* _What you should do_: Report how many lines hold the word "JSON"; give nothing but the number.

* _Given records_:
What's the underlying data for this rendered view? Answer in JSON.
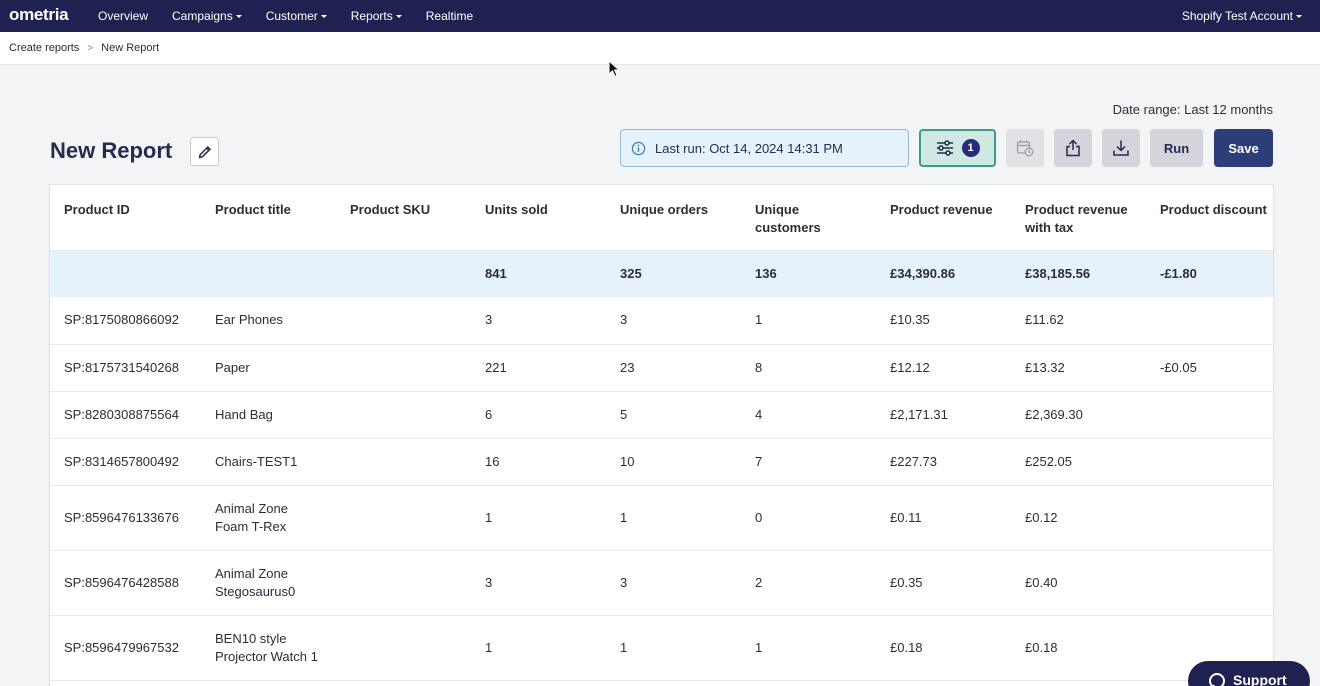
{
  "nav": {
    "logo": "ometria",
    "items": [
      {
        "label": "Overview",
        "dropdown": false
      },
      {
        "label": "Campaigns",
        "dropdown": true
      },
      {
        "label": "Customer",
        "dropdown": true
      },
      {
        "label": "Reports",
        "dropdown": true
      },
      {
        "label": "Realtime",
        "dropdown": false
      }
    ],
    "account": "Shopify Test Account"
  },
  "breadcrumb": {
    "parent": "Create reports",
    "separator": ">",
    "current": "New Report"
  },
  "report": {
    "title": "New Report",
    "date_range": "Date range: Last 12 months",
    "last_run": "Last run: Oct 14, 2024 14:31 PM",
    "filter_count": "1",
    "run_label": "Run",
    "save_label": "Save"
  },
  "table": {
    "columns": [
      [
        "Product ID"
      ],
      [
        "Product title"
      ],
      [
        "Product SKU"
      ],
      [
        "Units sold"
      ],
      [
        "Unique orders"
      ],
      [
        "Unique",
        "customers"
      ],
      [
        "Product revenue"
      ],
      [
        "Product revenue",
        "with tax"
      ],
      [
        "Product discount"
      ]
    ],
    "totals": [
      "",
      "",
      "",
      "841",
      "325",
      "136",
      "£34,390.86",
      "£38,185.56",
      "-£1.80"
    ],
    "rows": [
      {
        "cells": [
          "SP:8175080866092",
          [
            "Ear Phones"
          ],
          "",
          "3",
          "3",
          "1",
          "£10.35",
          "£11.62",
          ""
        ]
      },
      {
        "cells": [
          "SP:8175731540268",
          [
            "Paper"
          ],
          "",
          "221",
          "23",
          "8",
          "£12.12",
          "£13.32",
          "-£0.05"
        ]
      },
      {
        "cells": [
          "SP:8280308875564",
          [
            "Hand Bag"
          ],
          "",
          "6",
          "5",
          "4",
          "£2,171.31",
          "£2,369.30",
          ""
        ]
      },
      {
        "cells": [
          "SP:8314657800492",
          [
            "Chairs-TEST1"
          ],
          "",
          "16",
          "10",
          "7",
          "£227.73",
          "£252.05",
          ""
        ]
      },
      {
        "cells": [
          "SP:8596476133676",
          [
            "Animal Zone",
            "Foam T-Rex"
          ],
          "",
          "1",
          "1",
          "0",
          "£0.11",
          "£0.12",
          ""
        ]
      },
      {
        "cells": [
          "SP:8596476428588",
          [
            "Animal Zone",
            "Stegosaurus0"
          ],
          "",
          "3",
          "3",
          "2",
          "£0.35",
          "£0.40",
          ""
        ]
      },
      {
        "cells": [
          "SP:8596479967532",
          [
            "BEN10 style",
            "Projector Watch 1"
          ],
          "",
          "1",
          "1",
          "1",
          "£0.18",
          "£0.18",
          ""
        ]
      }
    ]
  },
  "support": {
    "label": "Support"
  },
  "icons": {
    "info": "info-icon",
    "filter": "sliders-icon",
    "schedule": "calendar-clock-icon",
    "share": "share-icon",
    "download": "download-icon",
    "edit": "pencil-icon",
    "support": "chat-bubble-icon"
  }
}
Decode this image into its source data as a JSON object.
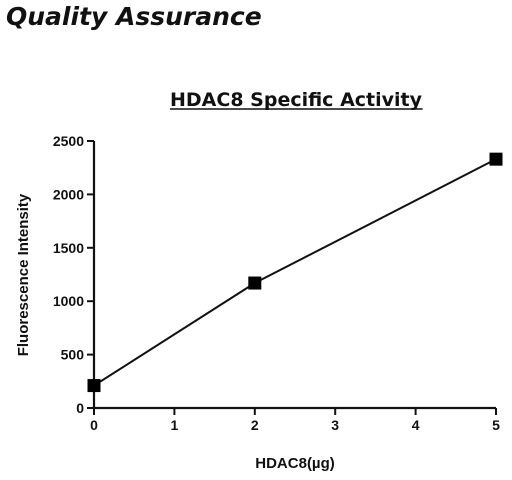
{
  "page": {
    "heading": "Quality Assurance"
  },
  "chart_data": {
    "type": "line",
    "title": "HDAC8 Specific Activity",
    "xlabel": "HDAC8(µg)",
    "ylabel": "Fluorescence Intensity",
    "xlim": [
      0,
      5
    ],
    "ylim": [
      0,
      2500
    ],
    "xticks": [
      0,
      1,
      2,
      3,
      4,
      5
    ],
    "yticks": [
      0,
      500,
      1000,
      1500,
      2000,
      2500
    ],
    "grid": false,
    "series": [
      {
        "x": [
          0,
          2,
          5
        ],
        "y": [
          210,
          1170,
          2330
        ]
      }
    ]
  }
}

* _Correct answer_: 2